Items from a figure collection:
◇ ◇ ◇ ◇ ◇
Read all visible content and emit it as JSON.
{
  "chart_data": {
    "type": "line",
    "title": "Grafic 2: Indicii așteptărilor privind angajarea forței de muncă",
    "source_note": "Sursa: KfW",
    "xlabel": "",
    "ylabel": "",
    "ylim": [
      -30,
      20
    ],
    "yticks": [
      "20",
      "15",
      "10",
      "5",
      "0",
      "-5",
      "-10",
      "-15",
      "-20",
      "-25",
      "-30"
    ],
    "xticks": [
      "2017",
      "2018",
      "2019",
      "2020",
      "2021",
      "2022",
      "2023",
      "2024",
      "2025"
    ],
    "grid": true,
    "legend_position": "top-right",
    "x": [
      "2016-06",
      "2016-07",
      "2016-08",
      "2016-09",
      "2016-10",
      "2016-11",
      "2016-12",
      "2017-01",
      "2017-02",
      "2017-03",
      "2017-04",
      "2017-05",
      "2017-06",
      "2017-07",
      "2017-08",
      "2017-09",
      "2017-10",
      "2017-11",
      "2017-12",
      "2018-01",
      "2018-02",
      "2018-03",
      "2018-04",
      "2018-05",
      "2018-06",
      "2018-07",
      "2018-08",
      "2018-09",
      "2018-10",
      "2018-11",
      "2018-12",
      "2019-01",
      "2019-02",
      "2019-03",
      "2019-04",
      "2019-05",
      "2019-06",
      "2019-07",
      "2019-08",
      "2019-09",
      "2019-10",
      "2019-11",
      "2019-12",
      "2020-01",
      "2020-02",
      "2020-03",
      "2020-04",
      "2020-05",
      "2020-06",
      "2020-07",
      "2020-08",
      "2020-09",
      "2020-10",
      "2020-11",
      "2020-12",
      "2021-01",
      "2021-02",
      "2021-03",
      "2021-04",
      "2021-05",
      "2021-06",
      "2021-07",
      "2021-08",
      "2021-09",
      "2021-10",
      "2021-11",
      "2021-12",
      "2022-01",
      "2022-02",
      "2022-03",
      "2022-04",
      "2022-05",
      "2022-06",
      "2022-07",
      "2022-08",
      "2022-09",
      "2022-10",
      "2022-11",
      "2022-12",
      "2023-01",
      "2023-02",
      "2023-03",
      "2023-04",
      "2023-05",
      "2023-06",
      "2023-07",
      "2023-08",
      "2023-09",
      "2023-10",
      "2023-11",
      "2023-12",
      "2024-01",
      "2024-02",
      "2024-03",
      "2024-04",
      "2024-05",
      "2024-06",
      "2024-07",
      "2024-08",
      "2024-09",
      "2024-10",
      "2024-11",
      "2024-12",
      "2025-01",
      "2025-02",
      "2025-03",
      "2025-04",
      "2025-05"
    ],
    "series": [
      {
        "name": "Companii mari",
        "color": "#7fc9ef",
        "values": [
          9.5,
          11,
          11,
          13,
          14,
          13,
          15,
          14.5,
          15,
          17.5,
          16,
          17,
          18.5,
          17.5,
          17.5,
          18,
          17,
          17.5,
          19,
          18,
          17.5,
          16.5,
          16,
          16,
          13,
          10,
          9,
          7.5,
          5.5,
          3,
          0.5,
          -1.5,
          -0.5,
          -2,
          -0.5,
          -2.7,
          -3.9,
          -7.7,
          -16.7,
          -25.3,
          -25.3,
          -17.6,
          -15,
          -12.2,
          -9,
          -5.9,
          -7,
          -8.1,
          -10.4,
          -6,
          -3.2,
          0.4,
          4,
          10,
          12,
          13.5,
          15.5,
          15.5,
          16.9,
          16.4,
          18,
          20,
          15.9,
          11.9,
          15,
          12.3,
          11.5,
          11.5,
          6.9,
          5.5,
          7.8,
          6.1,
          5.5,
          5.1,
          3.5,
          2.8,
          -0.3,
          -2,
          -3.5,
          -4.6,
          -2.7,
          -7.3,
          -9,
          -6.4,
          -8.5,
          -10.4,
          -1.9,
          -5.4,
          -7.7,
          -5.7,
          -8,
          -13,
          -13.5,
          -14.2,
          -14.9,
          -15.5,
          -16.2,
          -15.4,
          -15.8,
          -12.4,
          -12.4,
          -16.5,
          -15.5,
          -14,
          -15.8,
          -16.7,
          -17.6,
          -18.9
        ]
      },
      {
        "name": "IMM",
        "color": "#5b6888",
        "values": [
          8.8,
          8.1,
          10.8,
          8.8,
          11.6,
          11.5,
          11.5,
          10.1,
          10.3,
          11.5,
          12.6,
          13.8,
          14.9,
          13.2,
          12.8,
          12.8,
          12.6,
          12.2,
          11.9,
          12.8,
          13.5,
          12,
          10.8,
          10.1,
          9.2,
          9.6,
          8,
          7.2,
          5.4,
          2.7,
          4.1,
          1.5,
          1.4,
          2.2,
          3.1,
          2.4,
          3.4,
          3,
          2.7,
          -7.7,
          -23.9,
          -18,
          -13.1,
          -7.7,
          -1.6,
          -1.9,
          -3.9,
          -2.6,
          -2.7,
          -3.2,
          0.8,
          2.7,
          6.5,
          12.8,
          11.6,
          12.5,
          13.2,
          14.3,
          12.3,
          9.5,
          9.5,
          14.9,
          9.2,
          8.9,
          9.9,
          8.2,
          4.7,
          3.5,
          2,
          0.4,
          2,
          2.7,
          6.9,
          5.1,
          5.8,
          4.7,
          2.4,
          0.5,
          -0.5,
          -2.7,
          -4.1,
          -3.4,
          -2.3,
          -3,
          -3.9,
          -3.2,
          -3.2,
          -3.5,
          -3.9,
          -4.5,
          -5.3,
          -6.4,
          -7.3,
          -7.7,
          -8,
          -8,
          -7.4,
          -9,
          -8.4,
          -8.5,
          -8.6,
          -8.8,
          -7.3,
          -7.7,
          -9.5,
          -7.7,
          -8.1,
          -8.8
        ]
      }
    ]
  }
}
◇ ◇ ◇ ◇ ◇
_EXERCISE:_ Transcribe all of the lines in the records precisely.

_SOLUTION FOR THIS TASK:_
Read all visible content and emit it as JSON.
{
  "chart_data": {
    "type": "line",
    "title": "Grafic 2: Indicii așteptărilor privind angajarea forței de muncă",
    "source_note": "Sursa: KfW",
    "xlabel": "",
    "ylabel": "",
    "ylim": [
      -30,
      20
    ],
    "yticks": [
      "20",
      "15",
      "10",
      "5",
      "0",
      "-5",
      "-10",
      "-15",
      "-20",
      "-25",
      "-30"
    ],
    "xticks": [
      "2017",
      "2018",
      "2019",
      "2020",
      "2021",
      "2022",
      "2023",
      "2024",
      "2025"
    ],
    "grid": true,
    "legend_position": "top-right",
    "x": [
      "2016-06",
      "2016-07",
      "2016-08",
      "2016-09",
      "2016-10",
      "2016-11",
      "2016-12",
      "2017-01",
      "2017-02",
      "2017-03",
      "2017-04",
      "2017-05",
      "2017-06",
      "2017-07",
      "2017-08",
      "2017-09",
      "2017-10",
      "2017-11",
      "2017-12",
      "2018-01",
      "2018-02",
      "2018-03",
      "2018-04",
      "2018-05",
      "2018-06",
      "2018-07",
      "2018-08",
      "2018-09",
      "2018-10",
      "2018-11",
      "2018-12",
      "2019-01",
      "2019-02",
      "2019-03",
      "2019-04",
      "2019-05",
      "2019-06",
      "2019-07",
      "2019-08",
      "2019-09",
      "2019-10",
      "2019-11",
      "2019-12",
      "2020-01",
      "2020-02",
      "2020-03",
      "2020-04",
      "2020-05",
      "2020-06",
      "2020-07",
      "2020-08",
      "2020-09",
      "2020-10",
      "2020-11",
      "2020-12",
      "2021-01",
      "2021-02",
      "2021-03",
      "2021-04",
      "2021-05",
      "2021-06",
      "2021-07",
      "2021-08",
      "2021-09",
      "2021-10",
      "2021-11",
      "2021-12",
      "2022-01",
      "2022-02",
      "2022-03",
      "2022-04",
      "2022-05",
      "2022-06",
      "2022-07",
      "2022-08",
      "2022-09",
      "2022-10",
      "2022-11",
      "2022-12",
      "2023-01",
      "2023-02",
      "2023-03",
      "2023-04",
      "2023-05",
      "2023-06",
      "2023-07",
      "2023-08",
      "2023-09",
      "2023-10",
      "2023-11",
      "2023-12",
      "2024-01",
      "2024-02",
      "2024-03",
      "2024-04",
      "2024-05",
      "2024-06",
      "2024-07",
      "2024-08",
      "2024-09",
      "2024-10",
      "2024-11",
      "2024-12",
      "2025-01",
      "2025-02",
      "2025-03",
      "2025-04",
      "2025-05"
    ],
    "series": [
      {
        "name": "Companii mari",
        "color": "#7fc9ef",
        "values": [
          9.5,
          11,
          11,
          13,
          14,
          13,
          15,
          14.5,
          15,
          17.5,
          16,
          17,
          18.5,
          17.5,
          17.5,
          18,
          17,
          17.5,
          19,
          18,
          17.5,
          16.5,
          16,
          16,
          13,
          10,
          9,
          7.5,
          5.5,
          3,
          0.5,
          -1.5,
          -0.5,
          -2,
          -0.5,
          -2.7,
          -3.9,
          -7.7,
          -16.7,
          -25.3,
          -25.3,
          -17.6,
          -15,
          -12.2,
          -9,
          -5.9,
          -7,
          -8.1,
          -10.4,
          -6,
          -3.2,
          0.4,
          4,
          10,
          12,
          13.5,
          15.5,
          15.5,
          16.9,
          16.4,
          18,
          20,
          15.9,
          11.9,
          15,
          12.3,
          11.5,
          11.5,
          6.9,
          5.5,
          7.8,
          6.1,
          5.5,
          5.1,
          3.5,
          2.8,
          -0.3,
          -2,
          -3.5,
          -4.6,
          -2.7,
          -7.3,
          -9,
          -6.4,
          -8.5,
          -10.4,
          -1.9,
          -5.4,
          -7.7,
          -5.7,
          -8,
          -13,
          -13.5,
          -14.2,
          -14.9,
          -15.5,
          -16.2,
          -15.4,
          -15.8,
          -12.4,
          -12.4,
          -16.5,
          -15.5,
          -14,
          -15.8,
          -16.7,
          -17.6,
          -18.9
        ]
      },
      {
        "name": "IMM",
        "color": "#5b6888",
        "values": [
          8.8,
          8.1,
          10.8,
          8.8,
          11.6,
          11.5,
          11.5,
          10.1,
          10.3,
          11.5,
          12.6,
          13.8,
          14.9,
          13.2,
          12.8,
          12.8,
          12.6,
          12.2,
          11.9,
          12.8,
          13.5,
          12,
          10.8,
          10.1,
          9.2,
          9.6,
          8,
          7.2,
          5.4,
          2.7,
          4.1,
          1.5,
          1.4,
          2.2,
          3.1,
          2.4,
          3.4,
          3,
          2.7,
          -7.7,
          -23.9,
          -18,
          -13.1,
          -7.7,
          -1.6,
          -1.9,
          -3.9,
          -2.6,
          -2.7,
          -3.2,
          0.8,
          2.7,
          6.5,
          12.8,
          11.6,
          12.5,
          13.2,
          14.3,
          12.3,
          9.5,
          9.5,
          14.9,
          9.2,
          8.9,
          9.9,
          8.2,
          4.7,
          3.5,
          2,
          0.4,
          2,
          2.7,
          6.9,
          5.1,
          5.8,
          4.7,
          2.4,
          0.5,
          -0.5,
          -2.7,
          -4.1,
          -3.4,
          -2.3,
          -3,
          -3.9,
          -3.2,
          -3.2,
          -3.5,
          -3.9,
          -4.5,
          -5.3,
          -6.4,
          -7.3,
          -7.7,
          -8,
          -8,
          -7.4,
          -9,
          -8.4,
          -8.5,
          -8.6,
          -8.8,
          -7.3,
          -7.7,
          -9.5,
          -7.7,
          -8.1,
          -8.8
        ]
      }
    ]
  }
}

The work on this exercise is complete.